--- Exercise requirements ---
From the listing below, extract each line containing the string "Predicted".

* start Listed records *

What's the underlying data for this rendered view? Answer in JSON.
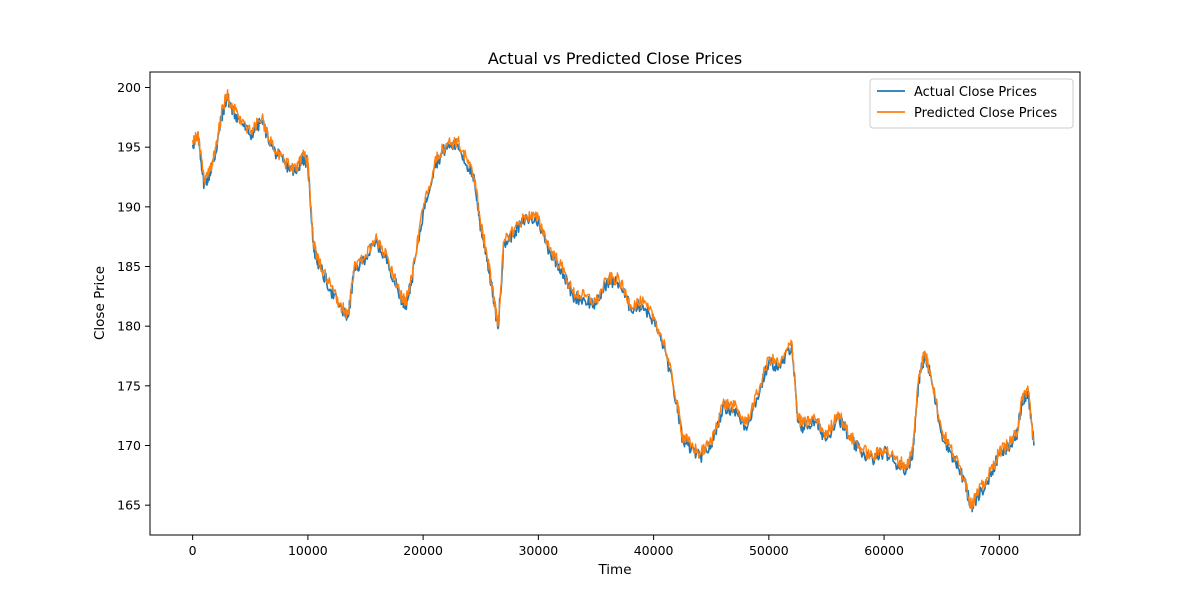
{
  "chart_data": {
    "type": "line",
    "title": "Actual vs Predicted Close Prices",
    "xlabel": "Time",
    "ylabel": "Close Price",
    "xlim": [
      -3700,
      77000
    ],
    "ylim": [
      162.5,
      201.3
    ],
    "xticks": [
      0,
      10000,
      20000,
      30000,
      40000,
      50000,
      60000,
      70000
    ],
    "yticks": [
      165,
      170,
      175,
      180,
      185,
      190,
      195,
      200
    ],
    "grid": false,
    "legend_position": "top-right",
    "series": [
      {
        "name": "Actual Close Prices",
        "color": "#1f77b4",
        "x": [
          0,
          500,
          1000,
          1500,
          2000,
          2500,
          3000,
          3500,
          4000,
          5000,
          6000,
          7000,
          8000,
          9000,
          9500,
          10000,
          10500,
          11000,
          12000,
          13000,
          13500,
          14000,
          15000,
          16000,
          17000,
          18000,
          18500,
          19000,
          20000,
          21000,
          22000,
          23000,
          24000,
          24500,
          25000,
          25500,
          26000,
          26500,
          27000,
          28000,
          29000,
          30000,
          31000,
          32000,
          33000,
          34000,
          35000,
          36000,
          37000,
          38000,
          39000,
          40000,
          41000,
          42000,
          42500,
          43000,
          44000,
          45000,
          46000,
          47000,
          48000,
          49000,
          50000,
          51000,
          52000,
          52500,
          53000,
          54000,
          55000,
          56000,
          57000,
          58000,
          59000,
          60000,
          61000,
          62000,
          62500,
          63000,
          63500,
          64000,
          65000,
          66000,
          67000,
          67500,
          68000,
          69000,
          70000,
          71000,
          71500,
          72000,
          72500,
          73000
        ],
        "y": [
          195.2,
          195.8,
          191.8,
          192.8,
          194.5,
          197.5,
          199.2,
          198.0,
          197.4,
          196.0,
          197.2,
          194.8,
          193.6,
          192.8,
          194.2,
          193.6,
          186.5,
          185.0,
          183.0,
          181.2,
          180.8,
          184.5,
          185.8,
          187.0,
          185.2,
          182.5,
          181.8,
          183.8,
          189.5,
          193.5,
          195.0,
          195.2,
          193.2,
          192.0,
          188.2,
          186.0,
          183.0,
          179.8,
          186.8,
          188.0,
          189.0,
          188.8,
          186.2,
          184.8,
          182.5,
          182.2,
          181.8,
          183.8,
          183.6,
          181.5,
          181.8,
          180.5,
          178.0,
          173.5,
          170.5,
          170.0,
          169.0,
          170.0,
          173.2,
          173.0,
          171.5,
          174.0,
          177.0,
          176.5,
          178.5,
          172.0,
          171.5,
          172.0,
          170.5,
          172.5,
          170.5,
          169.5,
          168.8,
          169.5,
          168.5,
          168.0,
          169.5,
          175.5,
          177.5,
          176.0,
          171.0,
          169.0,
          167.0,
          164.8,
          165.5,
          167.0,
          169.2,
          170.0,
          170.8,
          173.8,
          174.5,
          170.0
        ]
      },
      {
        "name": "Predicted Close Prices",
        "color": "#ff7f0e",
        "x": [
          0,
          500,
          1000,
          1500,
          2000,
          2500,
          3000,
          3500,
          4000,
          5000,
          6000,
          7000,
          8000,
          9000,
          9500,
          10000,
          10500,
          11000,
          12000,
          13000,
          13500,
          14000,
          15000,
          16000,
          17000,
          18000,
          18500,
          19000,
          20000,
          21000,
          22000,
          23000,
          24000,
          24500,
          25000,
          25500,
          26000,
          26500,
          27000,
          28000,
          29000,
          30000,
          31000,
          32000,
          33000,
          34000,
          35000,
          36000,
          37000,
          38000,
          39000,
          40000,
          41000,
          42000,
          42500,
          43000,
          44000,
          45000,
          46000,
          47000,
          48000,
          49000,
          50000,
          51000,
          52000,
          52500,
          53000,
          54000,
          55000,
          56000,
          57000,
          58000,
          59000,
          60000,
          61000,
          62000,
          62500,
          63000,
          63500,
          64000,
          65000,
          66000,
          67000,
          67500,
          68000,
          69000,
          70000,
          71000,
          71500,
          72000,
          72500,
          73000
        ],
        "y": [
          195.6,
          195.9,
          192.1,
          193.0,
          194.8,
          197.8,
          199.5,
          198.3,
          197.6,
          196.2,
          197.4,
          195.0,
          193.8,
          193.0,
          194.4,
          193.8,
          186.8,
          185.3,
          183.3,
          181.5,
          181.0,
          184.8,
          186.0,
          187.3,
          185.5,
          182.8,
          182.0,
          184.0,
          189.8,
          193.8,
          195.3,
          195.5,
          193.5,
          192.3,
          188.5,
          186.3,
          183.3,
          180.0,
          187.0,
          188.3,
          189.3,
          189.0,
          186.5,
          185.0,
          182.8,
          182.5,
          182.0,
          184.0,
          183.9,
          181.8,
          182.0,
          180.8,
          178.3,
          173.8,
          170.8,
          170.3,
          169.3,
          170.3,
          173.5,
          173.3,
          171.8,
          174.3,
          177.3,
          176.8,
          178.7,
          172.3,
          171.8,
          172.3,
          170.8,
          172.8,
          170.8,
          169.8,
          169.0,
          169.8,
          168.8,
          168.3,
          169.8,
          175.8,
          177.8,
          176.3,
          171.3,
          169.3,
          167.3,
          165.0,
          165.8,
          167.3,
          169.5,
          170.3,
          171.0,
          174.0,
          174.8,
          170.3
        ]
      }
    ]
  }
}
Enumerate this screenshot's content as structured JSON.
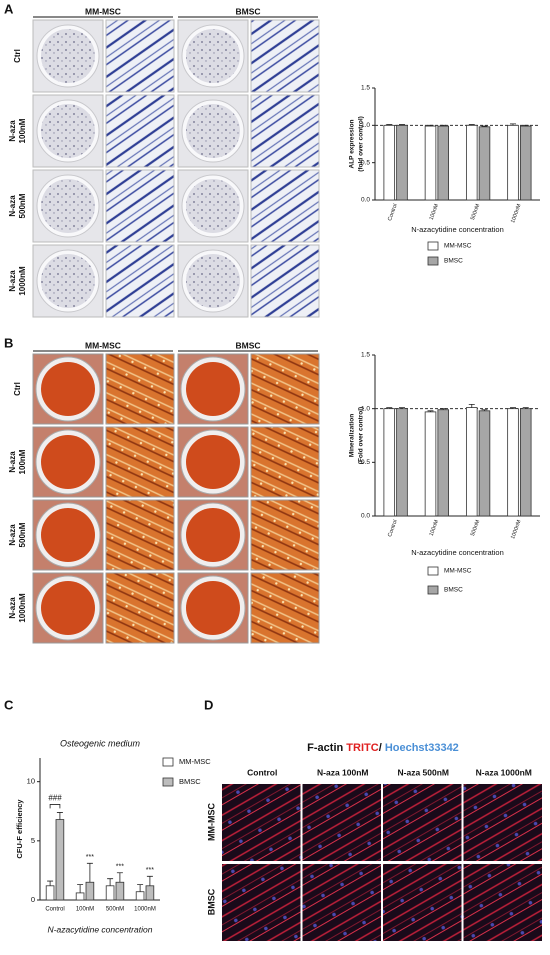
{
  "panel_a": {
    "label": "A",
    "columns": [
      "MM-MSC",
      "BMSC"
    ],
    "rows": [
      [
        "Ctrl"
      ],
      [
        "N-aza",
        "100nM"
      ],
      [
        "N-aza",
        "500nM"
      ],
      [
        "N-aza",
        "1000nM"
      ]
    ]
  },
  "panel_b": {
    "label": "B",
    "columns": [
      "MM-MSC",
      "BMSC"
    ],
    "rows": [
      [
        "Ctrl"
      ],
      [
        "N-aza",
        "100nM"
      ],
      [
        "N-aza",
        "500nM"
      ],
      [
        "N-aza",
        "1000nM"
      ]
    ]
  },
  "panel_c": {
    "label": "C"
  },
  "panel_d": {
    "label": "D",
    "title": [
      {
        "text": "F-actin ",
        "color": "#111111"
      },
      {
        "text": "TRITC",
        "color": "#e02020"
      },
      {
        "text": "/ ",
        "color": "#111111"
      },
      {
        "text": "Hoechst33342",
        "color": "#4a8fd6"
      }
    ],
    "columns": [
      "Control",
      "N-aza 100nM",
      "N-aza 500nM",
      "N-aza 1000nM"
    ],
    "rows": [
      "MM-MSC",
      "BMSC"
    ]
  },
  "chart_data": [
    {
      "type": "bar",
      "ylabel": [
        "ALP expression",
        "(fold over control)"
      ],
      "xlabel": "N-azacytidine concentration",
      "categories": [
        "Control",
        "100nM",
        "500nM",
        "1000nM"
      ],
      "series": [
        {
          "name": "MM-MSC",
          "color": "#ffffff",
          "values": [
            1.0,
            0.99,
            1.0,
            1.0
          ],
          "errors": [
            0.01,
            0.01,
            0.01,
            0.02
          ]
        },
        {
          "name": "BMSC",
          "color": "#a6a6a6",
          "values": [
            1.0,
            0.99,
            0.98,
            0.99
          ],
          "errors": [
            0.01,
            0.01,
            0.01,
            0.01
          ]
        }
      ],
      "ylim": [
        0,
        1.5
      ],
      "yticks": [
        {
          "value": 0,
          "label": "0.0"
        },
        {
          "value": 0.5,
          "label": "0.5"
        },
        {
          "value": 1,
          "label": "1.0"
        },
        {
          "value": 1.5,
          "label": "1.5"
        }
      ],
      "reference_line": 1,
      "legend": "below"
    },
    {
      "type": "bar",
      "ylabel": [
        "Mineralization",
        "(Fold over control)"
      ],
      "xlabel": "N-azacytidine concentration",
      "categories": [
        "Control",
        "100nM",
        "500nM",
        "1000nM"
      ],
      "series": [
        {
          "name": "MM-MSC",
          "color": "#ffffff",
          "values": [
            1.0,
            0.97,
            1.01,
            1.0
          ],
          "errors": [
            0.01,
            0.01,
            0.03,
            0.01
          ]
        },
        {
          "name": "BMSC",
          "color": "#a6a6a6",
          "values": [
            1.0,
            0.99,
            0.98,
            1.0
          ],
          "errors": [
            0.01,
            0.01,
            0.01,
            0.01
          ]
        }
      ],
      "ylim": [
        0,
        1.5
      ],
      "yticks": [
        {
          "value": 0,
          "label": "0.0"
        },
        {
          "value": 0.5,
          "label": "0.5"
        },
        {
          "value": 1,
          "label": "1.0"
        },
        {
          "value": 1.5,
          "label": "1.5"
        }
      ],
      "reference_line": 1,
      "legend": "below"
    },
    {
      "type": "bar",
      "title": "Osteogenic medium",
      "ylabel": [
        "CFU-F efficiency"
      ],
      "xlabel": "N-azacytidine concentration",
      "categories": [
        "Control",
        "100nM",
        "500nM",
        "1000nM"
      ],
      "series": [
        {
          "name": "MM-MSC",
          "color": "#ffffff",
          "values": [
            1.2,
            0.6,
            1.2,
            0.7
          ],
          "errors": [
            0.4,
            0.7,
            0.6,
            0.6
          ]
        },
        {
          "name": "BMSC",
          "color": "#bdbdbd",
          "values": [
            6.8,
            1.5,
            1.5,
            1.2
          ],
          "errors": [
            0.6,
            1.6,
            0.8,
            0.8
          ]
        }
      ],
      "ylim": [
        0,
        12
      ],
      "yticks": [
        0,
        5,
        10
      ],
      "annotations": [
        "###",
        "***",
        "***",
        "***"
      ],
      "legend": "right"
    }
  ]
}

* end Listed records *

--- Response ---
    "title": "Actual vs Predicted Close Prices",
        "name": "Predicted Close Prices",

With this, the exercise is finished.